Problem description =>
Set down every entry again word for word, please, but skip the pictures.
_____
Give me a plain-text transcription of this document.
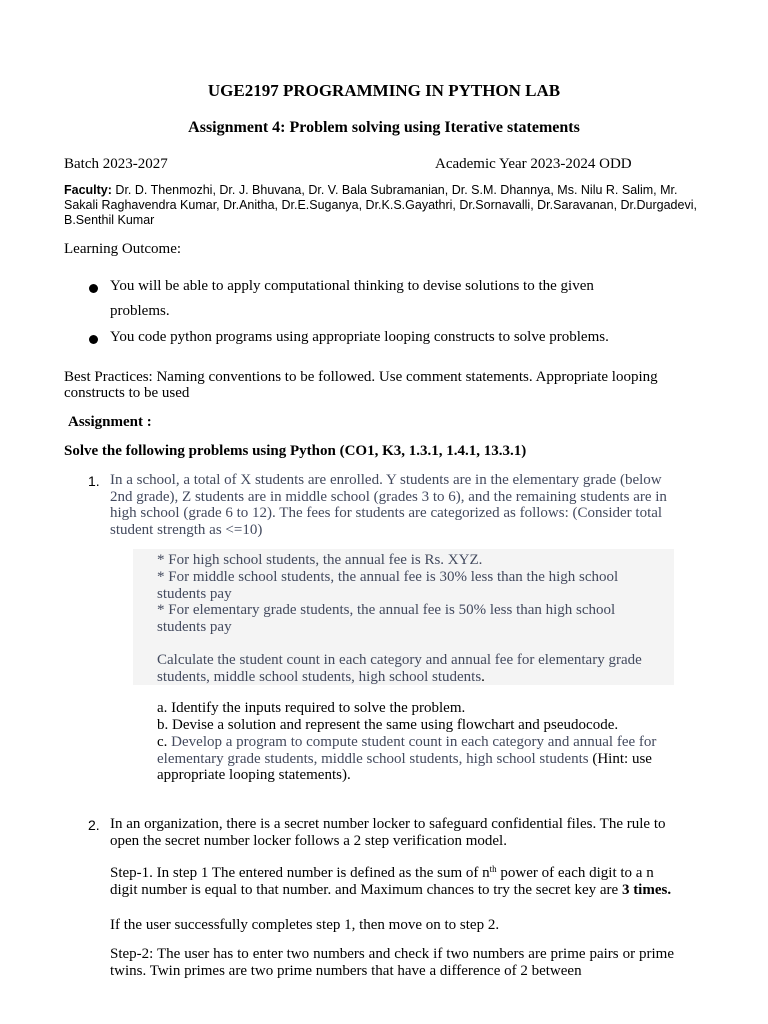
UGE2197 PROGRAMMING IN PYTHON LAB
Assignment 4: Problem solving using Iterative statements
Batch 2023-2027	Academic Year 2023-2024 ODD
Faculty: Dr. D. Thenmozhi, Dr. J. Bhuvana, Dr. V. Bala Subramanian, Dr. S.M. Dhannya, Ms. Nilu R. Salim, Mr. Sakali Raghavendra Kumar, Dr.Anitha, Dr.E.Suganya, Dr.K.S.Gayathri, Dr.Sornavalli, Dr.Saravanan, Dr.Durgadevi, B.Senthil Kumar
Learning Outcome:
You will be able to apply computational thinking to devise solutions to the given
problems.
You code python programs using appropriate looping constructs to solve problems.
Best Practices: Naming conventions to be followed. Use comment statements. Appropriate looping constructs to be used
Assignment :
Solve the following problems using Python (CO1, K3, 1.3.1, 1.4.1, 13.3.1)
1. In a school, a total of X students are enrolled. Y students are in the elementary grade (below 2nd grade), Z students are in middle school (grades 3 to 6), and the remaining students are in high school (grade 6 to 12). The fees for students are categorized as follows: (Consider total student strength as <=10)
* For high school students, the annual fee is Rs. XYZ.
* For middle school students, the annual fee is 30% less than the high school students pay
* For elementary grade students, the annual fee is 50% less than high school students pay
Calculate the student count in each category and annual fee for elementary grade students, middle school students, high school students.
a. Identify the inputs required to solve the problem.
b. Devise a solution and represent the same using flowchart and pseudocode.
c. Develop a program to compute student count in each category and annual fee for elementary grade students, middle school students, high school students (Hint: use appropriate looping statements).
2. In an organization, there is a secret number locker to safeguard confidential files. The rule to open the secret number locker follows a 2 step verification model.
Step-1. In step 1 The entered number is defined as the sum of $n^{th}$ power of each digit to a n digit number is equal to that number. and Maximum chances to try the secret key are 3 times.
If the user successfully completes step 1, then move on to step 2.
Step-2: The user has to enter two numbers and check if two numbers are prime pairs or prime twins. Twin primes are two prime numbers that have a difference of 2 between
_____
Result =>
Give me a plain-text transcription of this document.
UGE2197 PROGRAMMING IN PYTHON LAB
Assignment 4: Problem solving using Iterative statements
Batch 2023-2027	Academic Year 2023-2024 ODD
Faculty: Dr. D. Thenmozhi, Dr. J. Bhuvana, Dr. V. Bala Subramanian, Dr. S.M. Dhannya, Ms. Nilu R. Salim, Mr. Sakali Raghavendra Kumar, Dr.Anitha, Dr.E.Suganya, Dr.K.S.Gayathri, Dr.Sornavalli, Dr.Saravanan, Dr.Durgadevi, B.Senthil Kumar
Learning Outcome:
You will be able to apply computational thinking to devise solutions to the given
problems.
You code python programs using appropriate looping constructs to solve problems.
Best Practices: Naming conventions to be followed. Use comment statements. Appropriate looping constructs to be used
Assignment :
Solve the following problems using Python (CO1, K3, 1.3.1, 1.4.1, 13.3.1)
1. In a school, a total of X students are enrolled. Y students are in the elementary grade (below 2nd grade), Z students are in middle school (grades 3 to 6), and the remaining students are in high school (grade 6 to 12). The fees for students are categorized as follows: (Consider total student strength as <=10)
* For high school students, the annual fee is Rs. XYZ.
* For middle school students, the annual fee is 30% less than the high school students pay
* For elementary grade students, the annual fee is 50% less than high school students pay
Calculate the student count in each category and annual fee for elementary grade students, middle school students, high school students.
a. Identify the inputs required to solve the problem.
b. Devise a solution and represent the same using flowchart and pseudocode.
c. Develop a program to compute student count in each category and annual fee for elementary grade students, middle school students, high school students (Hint: use appropriate looping statements).
2. In an organization, there is a secret number locker to safeguard confidential files. The rule to open the secret number locker follows a 2 step verification model.
Step-1. In step 1 The entered number is defined as the sum of $n^{th}$ power of each digit to a n digit number is equal to that number. and Maximum chances to try the secret key are 3 times.
If the user successfully completes step 1, then move on to step 2.
Step-2: The user has to enter two numbers and check if two numbers are prime pairs or prime twins. Twin primes are two prime numbers that have a difference of 2 between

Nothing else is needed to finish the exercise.